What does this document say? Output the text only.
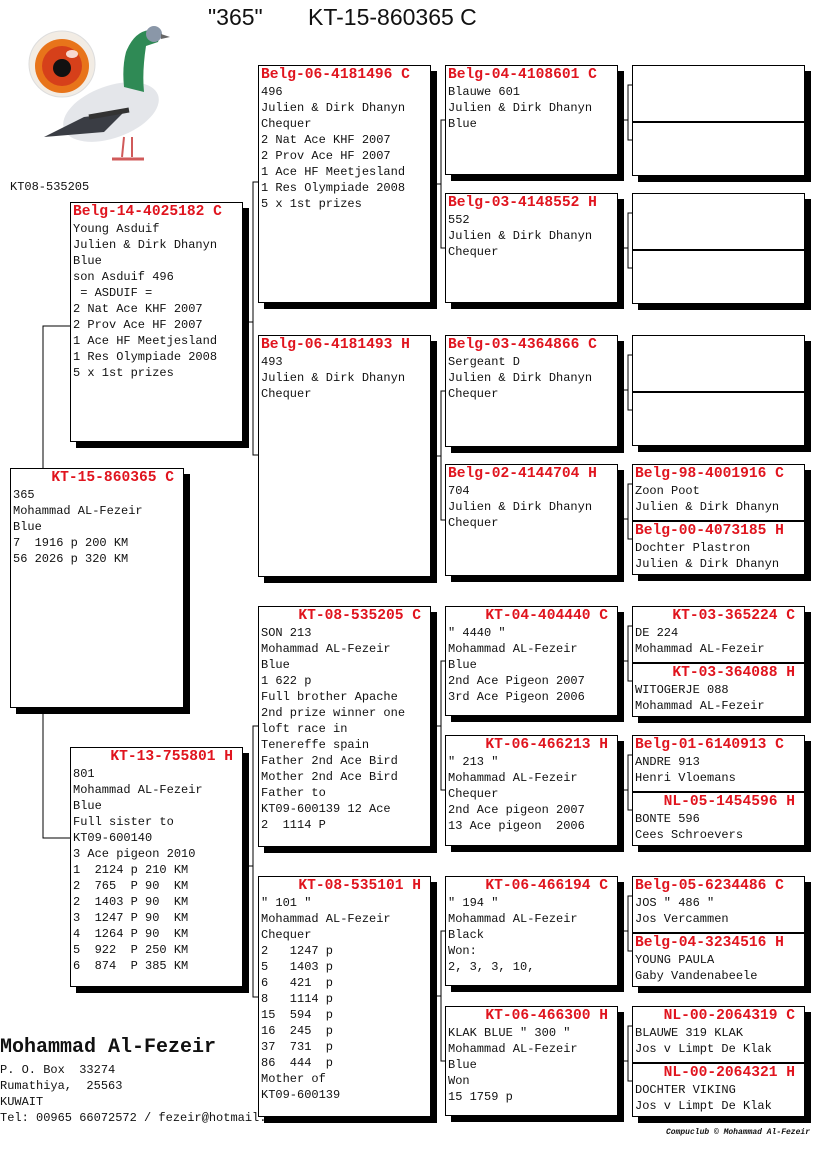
"365" KT-15-860365 C
KT08-535205
KT-15-860365 C
365
Mohammad AL-Fezeir
Blue
7  1916 p 200 KM
56 2026 p 320 KM
Belg-14-4025182 C
Young Asduif
Julien & Dirk Dhanyn
Blue
son Asduif 496
= ASDUIF =
2 Nat Ace KHF 2007
2 Prov Ace HF 2007
1 Ace HF Meetjesland
1 Res Olympiade 2008
5 x 1st prizes
KT-13-755801 H
801
Mohammad AL-Fezeir
Blue
Full sister to
KT09-600140
3 Ace pigeon 2010
1  2124 p 210 KM
2  765  P 90  KM
2  1403 P 90  KM
3  1247 P 90  KM
4  1264 P 90  KM
5  922  P 250 KM
6  874  P 385 KM
Belg-06-4181496 C
496
Julien & Dirk Dhanyn
Chequer
2 Nat Ace KHF 2007
2 Prov Ace HF 2007
1 Ace HF Meetjesland
1 Res Olympiade 2008
5 x 1st prizes
Belg-06-4181493 H
493
Julien & Dirk Dhanyn
Chequer
KT-08-535205 C
SON 213
Mohammad AL-Fezeir
Blue
1 622 p
Full brother Apache
2nd prize winner one
loft race in
Tenereffe spain
Father 2nd Ace Bird
Mother 2nd Ace Bird
Father to
KT09-600139 12 Ace
2  1114 P
KT-08-535101 H
" 101 "
Mohammad AL-Fezeir
Chequer
2   1247 p
5   1403 p
6   421  p
8   1114 p
15  594  p
16  245  p
37  731  p
86  444  p
Mother of
KT09-600139
Belg-04-4108601 C
Blauwe 601
Julien & Dirk Dhanyn
Blue
Belg-03-4148552 H
552
Julien & Dirk Dhanyn
Chequer
Belg-03-4364866 C
Sergeant D
Julien & Dirk Dhanyn
Chequer
Belg-02-4144704 H
704
Julien & Dirk Dhanyn
Chequer
KT-04-404440 C
" 4440 "
Mohammad AL-Fezeir
Blue
2nd Ace Pigeon 2007
3rd Ace Pigeon 2006
KT-06-466213 H
" 213 "
Mohammad AL-Fezeir
Chequer
2nd Ace pigeon 2007
13 Ace pigeon  2006
KT-06-466194 C
" 194 "
Mohammad AL-Fezeir
Black
Won:
2, 3, 3, 10,
KT-06-466300 H
KLAK BLUE " 300 "
Mohammad AL-Fezeir
Blue
Won
15 1759 p
Belg-98-4001916 C
Zoon Poot
Julien & Dirk Dhanyn
Belg-00-4073185 H
Dochter Plastron
Julien & Dirk Dhanyn
KT-03-365224 C
DE 224
Mohammad AL-Fezeir
KT-03-364088 H
WITOGERJE 088
Mohammad AL-Fezeir
Belg-01-6140913 C
ANDRE 913
Henri Vloemans
NL-05-1454596 H
BONTE 596
Cees Schroevers
Belg-05-6234486 C
JOS " 486 "
Jos Vercammen
Belg-04-3234516 H
YOUNG PAULA
Gaby Vandenabeele
NL-00-2064319 C
BLAUWE 319 KLAK
Jos v Limpt De Klak
NL-00-2064321 H
DOCHTER VIKING
Jos v Limpt De Klak
Mohammad Al-Fezeir
P. O. Box  33274
Rumathiya,  25563
KUWAIT
Tel: 00965 66072572 / fezeir@hotmail.
Compuclub © Mohammad Al-Fezeir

· · · ·

Written exercise | All of the records need repeating exactly, except for the pictures.

Correct result |
What does this document say? Output the text only.
"365" KT-15-860365 C
KT08-535205
KT-15-860365 C
365
Mohammad AL-Fezeir
Blue
7  1916 p 200 KM
56 2026 p 320 KM
Belg-14-4025182 C
Young Asduif
Julien & Dirk Dhanyn
Blue
son Asduif 496
= ASDUIF =
2 Nat Ace KHF 2007
2 Prov Ace HF 2007
1 Ace HF Meetjesland
1 Res Olympiade 2008
5 x 1st prizes
KT-13-755801 H
801
Mohammad AL-Fezeir
Blue
Full sister to
KT09-600140
3 Ace pigeon 2010
1  2124 p 210 KM
2  765  P 90  KM
2  1403 P 90  KM
3  1247 P 90  KM
4  1264 P 90  KM
5  922  P 250 KM
6  874  P 385 KM
Belg-06-4181496 C
496
Julien & Dirk Dhanyn
Chequer
2 Nat Ace KHF 2007
2 Prov Ace HF 2007
1 Ace HF Meetjesland
1 Res Olympiade 2008
5 x 1st prizes
Belg-06-4181493 H
493
Julien & Dirk Dhanyn
Chequer
KT-08-535205 C
SON 213
Mohammad AL-Fezeir
Blue
1 622 p
Full brother Apache
2nd prize winner one
loft race in
Tenereffe spain
Father 2nd Ace Bird
Mother 2nd Ace Bird
Father to
KT09-600139 12 Ace
2  1114 P
KT-08-535101 H
" 101 "
Mohammad AL-Fezeir
Chequer
2   1247 p
5   1403 p
6   421  p
8   1114 p
15  594  p
16  245  p
37  731  p
86  444  p
Mother of
KT09-600139
Belg-04-4108601 C
Blauwe 601
Julien & Dirk Dhanyn
Blue
Belg-03-4148552 H
552
Julien & Dirk Dhanyn
Chequer
Belg-03-4364866 C
Sergeant D
Julien & Dirk Dhanyn
Chequer
Belg-02-4144704 H
704
Julien & Dirk Dhanyn
Chequer
KT-04-404440 C
" 4440 "
Mohammad AL-Fezeir
Blue
2nd Ace Pigeon 2007
3rd Ace Pigeon 2006
KT-06-466213 H
" 213 "
Mohammad AL-Fezeir
Chequer
2nd Ace pigeon 2007
13 Ace pigeon  2006
KT-06-466194 C
" 194 "
Mohammad AL-Fezeir
Black
Won:
2, 3, 3, 10,
KT-06-466300 H
KLAK BLUE " 300 "
Mohammad AL-Fezeir
Blue
Won
15 1759 p
Belg-98-4001916 C
Zoon Poot
Julien & Dirk Dhanyn
Belg-00-4073185 H
Dochter Plastron
Julien & Dirk Dhanyn
KT-03-365224 C
DE 224
Mohammad AL-Fezeir
KT-03-364088 H
WITOGERJE 088
Mohammad AL-Fezeir
Belg-01-6140913 C
ANDRE 913
Henri Vloemans
NL-05-1454596 H
BONTE 596
Cees Schroevers
Belg-05-6234486 C
JOS " 486 "
Jos Vercammen
Belg-04-3234516 H
YOUNG PAULA
Gaby Vandenabeele
NL-00-2064319 C
BLAUWE 319 KLAK
Jos v Limpt De Klak
NL-00-2064321 H
DOCHTER VIKING
Jos v Limpt De Klak
Mohammad Al-Fezeir
P. O. Box  33274
Rumathiya,  25563
KUWAIT
Tel: 00965 66072572 / fezeir@hotmail.
Compuclub © Mohammad Al-Fezeir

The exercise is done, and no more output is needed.